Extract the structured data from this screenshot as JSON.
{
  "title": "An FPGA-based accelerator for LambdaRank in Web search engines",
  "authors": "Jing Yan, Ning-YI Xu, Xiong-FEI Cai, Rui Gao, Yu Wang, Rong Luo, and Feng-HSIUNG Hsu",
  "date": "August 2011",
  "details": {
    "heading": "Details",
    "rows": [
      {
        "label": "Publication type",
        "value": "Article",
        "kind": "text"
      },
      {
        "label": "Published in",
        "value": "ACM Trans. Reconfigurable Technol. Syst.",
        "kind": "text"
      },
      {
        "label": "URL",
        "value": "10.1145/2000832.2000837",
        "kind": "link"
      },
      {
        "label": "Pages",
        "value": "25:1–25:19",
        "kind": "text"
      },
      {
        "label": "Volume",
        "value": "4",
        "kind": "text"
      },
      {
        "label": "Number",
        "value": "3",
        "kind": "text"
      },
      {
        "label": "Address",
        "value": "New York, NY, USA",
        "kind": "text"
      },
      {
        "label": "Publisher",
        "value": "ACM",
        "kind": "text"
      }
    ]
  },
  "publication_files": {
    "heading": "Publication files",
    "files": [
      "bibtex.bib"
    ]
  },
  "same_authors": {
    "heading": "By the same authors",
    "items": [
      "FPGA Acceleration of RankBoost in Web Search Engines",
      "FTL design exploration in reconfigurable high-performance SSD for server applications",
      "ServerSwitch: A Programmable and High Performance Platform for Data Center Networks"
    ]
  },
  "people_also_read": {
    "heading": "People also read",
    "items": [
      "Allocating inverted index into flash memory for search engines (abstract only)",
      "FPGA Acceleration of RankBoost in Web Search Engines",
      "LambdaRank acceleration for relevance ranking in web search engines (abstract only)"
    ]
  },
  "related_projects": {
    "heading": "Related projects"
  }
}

........

Extract every line above exactly as it stands.

Exercise answer
Extract the structured data from this screenshot as JSON.
{
  "title": "An FPGA-based accelerator for LambdaRank in Web search engines",
  "authors": "Jing Yan, Ning-YI Xu, Xiong-FEI Cai, Rui Gao, Yu Wang, Rong Luo, and Feng-HSIUNG Hsu",
  "date": "August 2011",
  "details": {
    "heading": "Details",
    "rows": [
      {
        "label": "Publication type",
        "value": "Article",
        "kind": "text"
      },
      {
        "label": "Published in",
        "value": "ACM Trans. Reconfigurable Technol. Syst.",
        "kind": "text"
      },
      {
        "label": "URL",
        "value": "10.1145/2000832.2000837",
        "kind": "link"
      },
      {
        "label": "Pages",
        "value": "25:1–25:19",
        "kind": "text"
      },
      {
        "label": "Volume",
        "value": "4",
        "kind": "text"
      },
      {
        "label": "Number",
        "value": "3",
        "kind": "text"
      },
      {
        "label": "Address",
        "value": "New York, NY, USA",
        "kind": "text"
      },
      {
        "label": "Publisher",
        "value": "ACM",
        "kind": "text"
      }
    ]
  },
  "publication_files": {
    "heading": "Publication files",
    "files": [
      "bibtex.bib"
    ]
  },
  "same_authors": {
    "heading": "By the same authors",
    "items": [
      "FPGA Acceleration of RankBoost in Web Search Engines",
      "FTL design exploration in reconfigurable high-performance SSD for server applications",
      "ServerSwitch: A Programmable and High Performance Platform for Data Center Networks"
    ]
  },
  "people_also_read": {
    "heading": "People also read",
    "items": [
      "Allocating inverted index into flash memory for search engines (abstract only)",
      "FPGA Acceleration of RankBoost in Web Search Engines",
      "LambdaRank acceleration for relevance ranking in web search engines (abstract only)"
    ]
  },
  "related_projects": {
    "heading": "Related projects"
  }
}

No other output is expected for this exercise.